= Exercise details =
Find the string "avatar" in the records. Copy every line it appears in.

━━━━━━━━━━

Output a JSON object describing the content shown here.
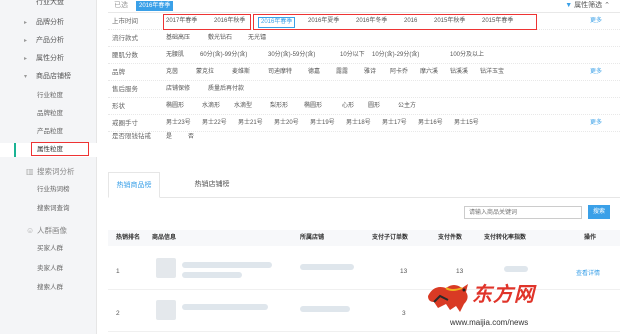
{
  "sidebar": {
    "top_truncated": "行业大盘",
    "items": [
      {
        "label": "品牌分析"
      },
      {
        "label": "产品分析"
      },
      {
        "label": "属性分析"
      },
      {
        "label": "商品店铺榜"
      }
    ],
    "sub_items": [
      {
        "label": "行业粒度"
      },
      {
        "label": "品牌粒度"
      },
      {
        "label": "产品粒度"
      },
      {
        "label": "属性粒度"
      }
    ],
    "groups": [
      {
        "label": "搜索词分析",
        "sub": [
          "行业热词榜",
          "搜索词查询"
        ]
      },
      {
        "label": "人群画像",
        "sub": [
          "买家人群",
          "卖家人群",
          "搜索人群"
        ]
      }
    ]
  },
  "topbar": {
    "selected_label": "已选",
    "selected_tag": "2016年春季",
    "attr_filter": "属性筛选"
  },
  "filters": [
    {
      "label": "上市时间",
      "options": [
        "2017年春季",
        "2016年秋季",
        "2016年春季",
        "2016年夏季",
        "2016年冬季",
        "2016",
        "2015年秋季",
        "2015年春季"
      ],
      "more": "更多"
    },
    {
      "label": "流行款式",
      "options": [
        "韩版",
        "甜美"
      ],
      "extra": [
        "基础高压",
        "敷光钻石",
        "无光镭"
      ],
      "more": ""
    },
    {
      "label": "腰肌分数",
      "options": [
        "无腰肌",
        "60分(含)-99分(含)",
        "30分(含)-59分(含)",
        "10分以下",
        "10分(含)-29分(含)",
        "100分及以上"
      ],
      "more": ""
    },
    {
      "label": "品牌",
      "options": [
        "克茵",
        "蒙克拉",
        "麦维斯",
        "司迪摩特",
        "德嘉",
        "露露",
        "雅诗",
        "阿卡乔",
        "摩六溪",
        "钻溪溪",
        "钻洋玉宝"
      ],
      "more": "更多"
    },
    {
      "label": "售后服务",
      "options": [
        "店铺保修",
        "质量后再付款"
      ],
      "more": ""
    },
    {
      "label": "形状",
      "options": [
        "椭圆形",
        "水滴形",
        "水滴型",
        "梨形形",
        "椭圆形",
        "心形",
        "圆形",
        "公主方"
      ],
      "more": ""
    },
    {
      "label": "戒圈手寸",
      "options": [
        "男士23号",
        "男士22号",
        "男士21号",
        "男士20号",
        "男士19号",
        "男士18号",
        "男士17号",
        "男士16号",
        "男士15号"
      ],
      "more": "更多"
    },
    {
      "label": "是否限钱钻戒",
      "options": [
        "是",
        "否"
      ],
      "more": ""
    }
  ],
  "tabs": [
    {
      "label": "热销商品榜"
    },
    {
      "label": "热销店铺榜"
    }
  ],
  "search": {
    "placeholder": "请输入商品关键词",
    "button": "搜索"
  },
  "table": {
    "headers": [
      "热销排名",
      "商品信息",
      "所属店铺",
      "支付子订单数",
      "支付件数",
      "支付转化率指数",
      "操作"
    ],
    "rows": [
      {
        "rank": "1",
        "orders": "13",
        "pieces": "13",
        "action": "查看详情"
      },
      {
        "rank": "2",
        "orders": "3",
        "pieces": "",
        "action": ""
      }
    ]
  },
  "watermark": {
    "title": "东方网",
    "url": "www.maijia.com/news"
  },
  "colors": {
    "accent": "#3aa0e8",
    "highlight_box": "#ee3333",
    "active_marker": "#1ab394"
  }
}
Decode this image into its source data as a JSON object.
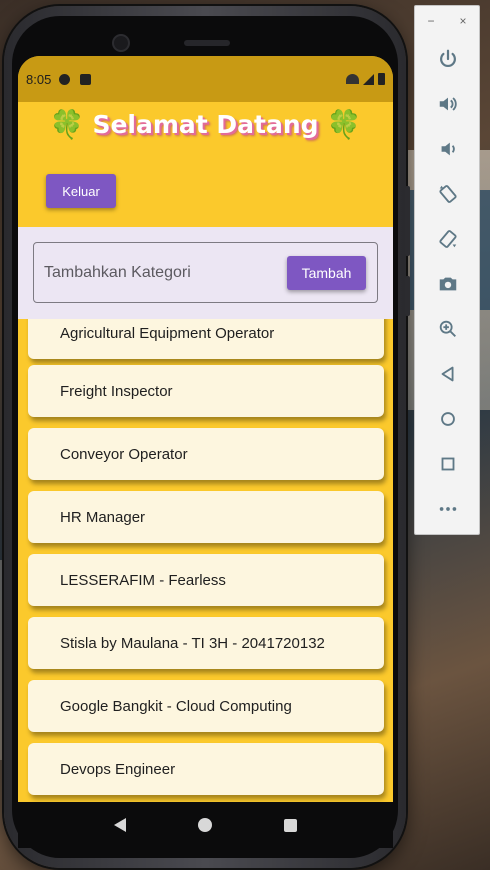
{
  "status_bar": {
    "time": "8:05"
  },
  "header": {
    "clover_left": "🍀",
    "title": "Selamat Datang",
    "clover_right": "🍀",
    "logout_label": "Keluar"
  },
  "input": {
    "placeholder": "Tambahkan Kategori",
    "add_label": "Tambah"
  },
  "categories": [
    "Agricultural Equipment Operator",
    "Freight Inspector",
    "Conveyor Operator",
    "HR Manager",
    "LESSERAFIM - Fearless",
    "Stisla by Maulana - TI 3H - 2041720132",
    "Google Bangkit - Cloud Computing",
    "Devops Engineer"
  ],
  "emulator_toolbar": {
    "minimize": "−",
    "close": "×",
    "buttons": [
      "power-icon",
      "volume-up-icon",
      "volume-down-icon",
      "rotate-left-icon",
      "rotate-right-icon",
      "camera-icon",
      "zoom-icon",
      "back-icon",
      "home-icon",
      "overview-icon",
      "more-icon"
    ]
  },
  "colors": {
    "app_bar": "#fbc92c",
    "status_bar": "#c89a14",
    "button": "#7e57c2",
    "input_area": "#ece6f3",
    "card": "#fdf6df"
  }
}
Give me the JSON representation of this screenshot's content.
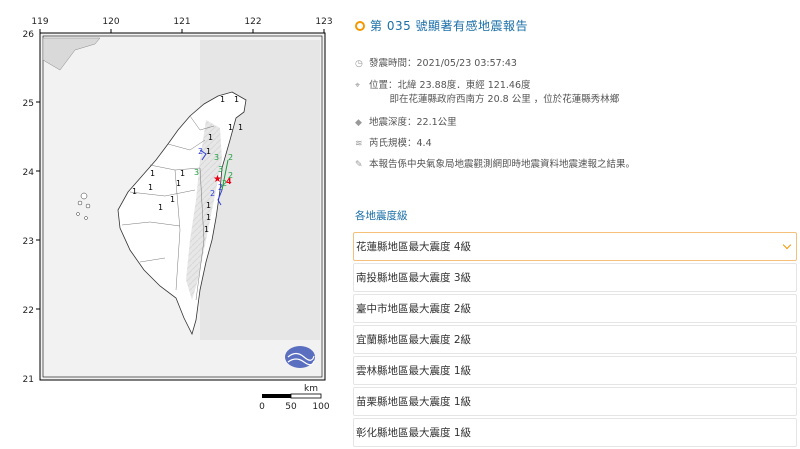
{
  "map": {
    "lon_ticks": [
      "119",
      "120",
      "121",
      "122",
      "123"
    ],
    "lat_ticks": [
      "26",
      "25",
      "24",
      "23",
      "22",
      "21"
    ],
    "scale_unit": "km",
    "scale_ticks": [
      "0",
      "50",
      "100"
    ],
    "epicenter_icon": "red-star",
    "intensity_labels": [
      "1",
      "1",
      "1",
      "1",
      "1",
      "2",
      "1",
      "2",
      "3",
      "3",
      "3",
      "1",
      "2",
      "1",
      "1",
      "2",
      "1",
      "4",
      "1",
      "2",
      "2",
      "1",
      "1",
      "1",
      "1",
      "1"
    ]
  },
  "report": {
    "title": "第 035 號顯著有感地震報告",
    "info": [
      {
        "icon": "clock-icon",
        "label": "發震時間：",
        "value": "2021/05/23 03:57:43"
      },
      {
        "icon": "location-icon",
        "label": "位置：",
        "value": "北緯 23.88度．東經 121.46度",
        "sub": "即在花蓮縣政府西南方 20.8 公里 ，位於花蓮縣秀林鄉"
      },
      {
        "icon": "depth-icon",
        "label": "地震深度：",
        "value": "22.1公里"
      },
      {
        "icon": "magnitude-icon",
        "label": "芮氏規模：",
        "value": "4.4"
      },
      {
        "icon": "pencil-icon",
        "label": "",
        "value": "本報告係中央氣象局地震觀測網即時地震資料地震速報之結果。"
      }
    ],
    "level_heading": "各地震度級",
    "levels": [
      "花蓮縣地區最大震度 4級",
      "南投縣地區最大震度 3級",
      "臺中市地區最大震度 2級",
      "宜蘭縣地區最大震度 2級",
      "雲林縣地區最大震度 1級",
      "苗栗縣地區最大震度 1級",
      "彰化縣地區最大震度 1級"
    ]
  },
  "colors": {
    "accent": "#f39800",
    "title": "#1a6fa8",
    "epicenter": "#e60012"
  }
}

━━━━━━━━━━

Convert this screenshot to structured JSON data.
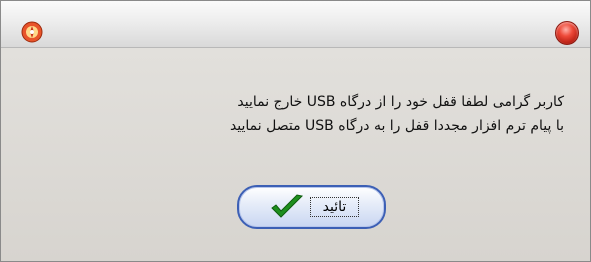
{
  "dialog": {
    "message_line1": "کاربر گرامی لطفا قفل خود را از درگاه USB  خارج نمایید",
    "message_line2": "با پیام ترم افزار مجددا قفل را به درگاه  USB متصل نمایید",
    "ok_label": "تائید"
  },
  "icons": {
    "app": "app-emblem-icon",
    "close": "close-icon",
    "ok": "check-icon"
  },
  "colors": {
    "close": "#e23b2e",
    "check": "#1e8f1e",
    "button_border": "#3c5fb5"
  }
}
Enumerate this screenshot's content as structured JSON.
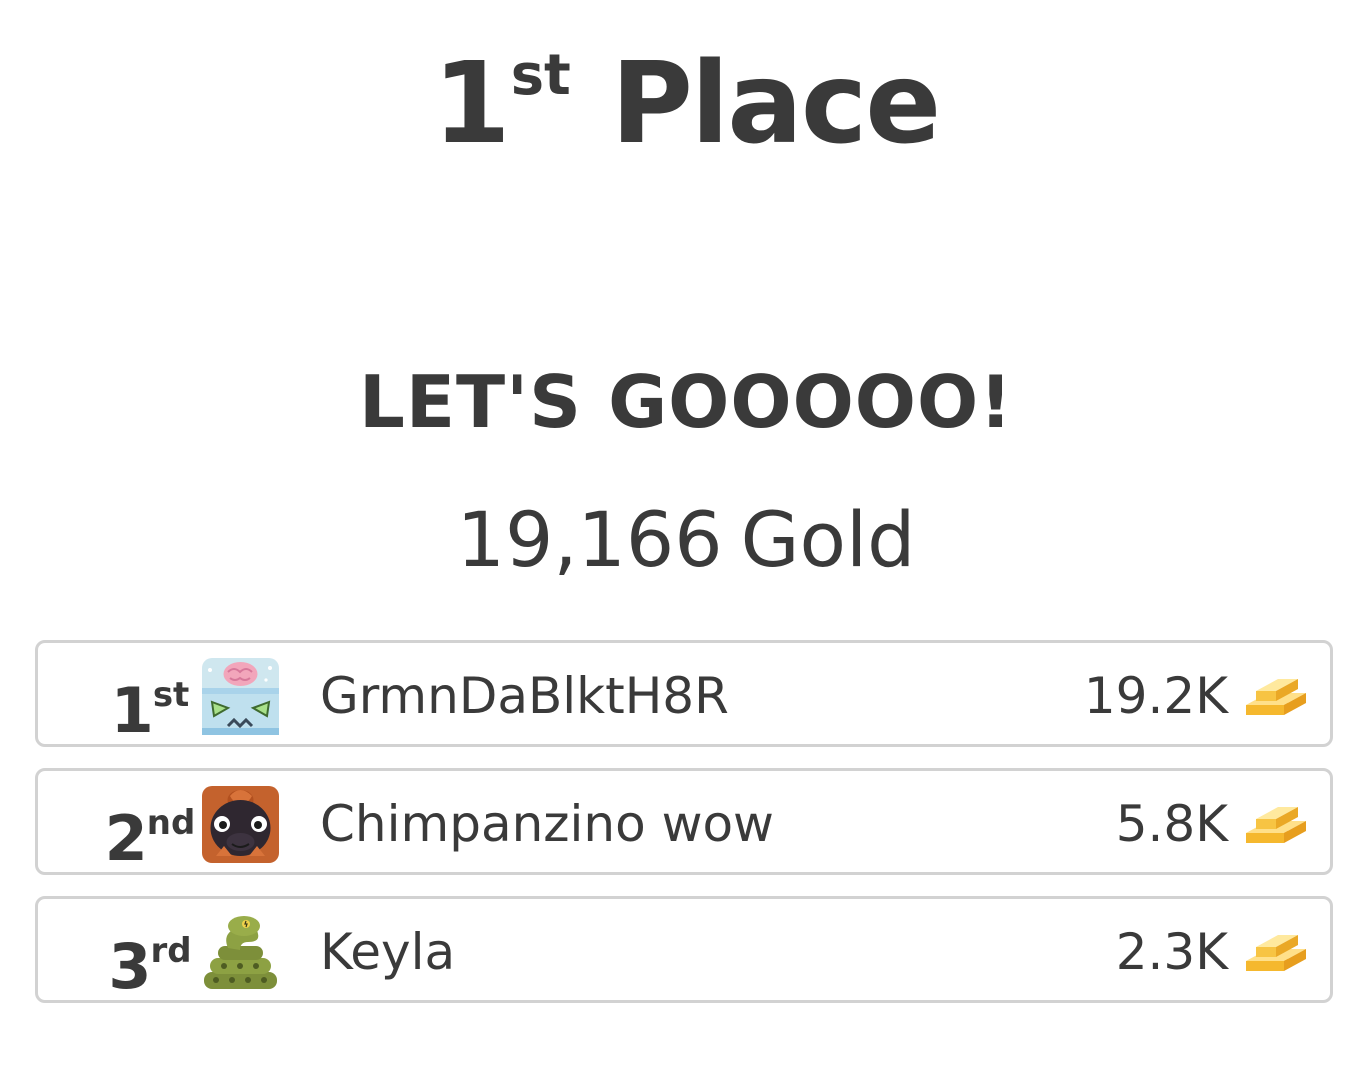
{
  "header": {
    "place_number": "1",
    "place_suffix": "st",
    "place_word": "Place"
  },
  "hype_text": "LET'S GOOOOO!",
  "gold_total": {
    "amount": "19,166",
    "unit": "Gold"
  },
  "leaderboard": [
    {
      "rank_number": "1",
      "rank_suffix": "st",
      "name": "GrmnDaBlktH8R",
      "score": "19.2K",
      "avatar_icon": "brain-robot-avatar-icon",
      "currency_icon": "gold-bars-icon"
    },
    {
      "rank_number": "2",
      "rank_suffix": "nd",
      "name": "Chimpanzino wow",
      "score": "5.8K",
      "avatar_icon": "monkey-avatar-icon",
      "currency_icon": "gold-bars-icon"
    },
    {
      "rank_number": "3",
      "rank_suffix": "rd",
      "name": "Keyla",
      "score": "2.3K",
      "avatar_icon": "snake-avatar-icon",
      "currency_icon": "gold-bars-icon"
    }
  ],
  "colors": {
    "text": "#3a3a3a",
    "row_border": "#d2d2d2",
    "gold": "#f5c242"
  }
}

━━━━━━━━━━

= Solution for this exercise =
      "avatar_icon": "brain-robot-avatar-icon",
      "avatar_icon": "monkey-avatar-icon",
      "avatar_icon": "snake-avatar-icon",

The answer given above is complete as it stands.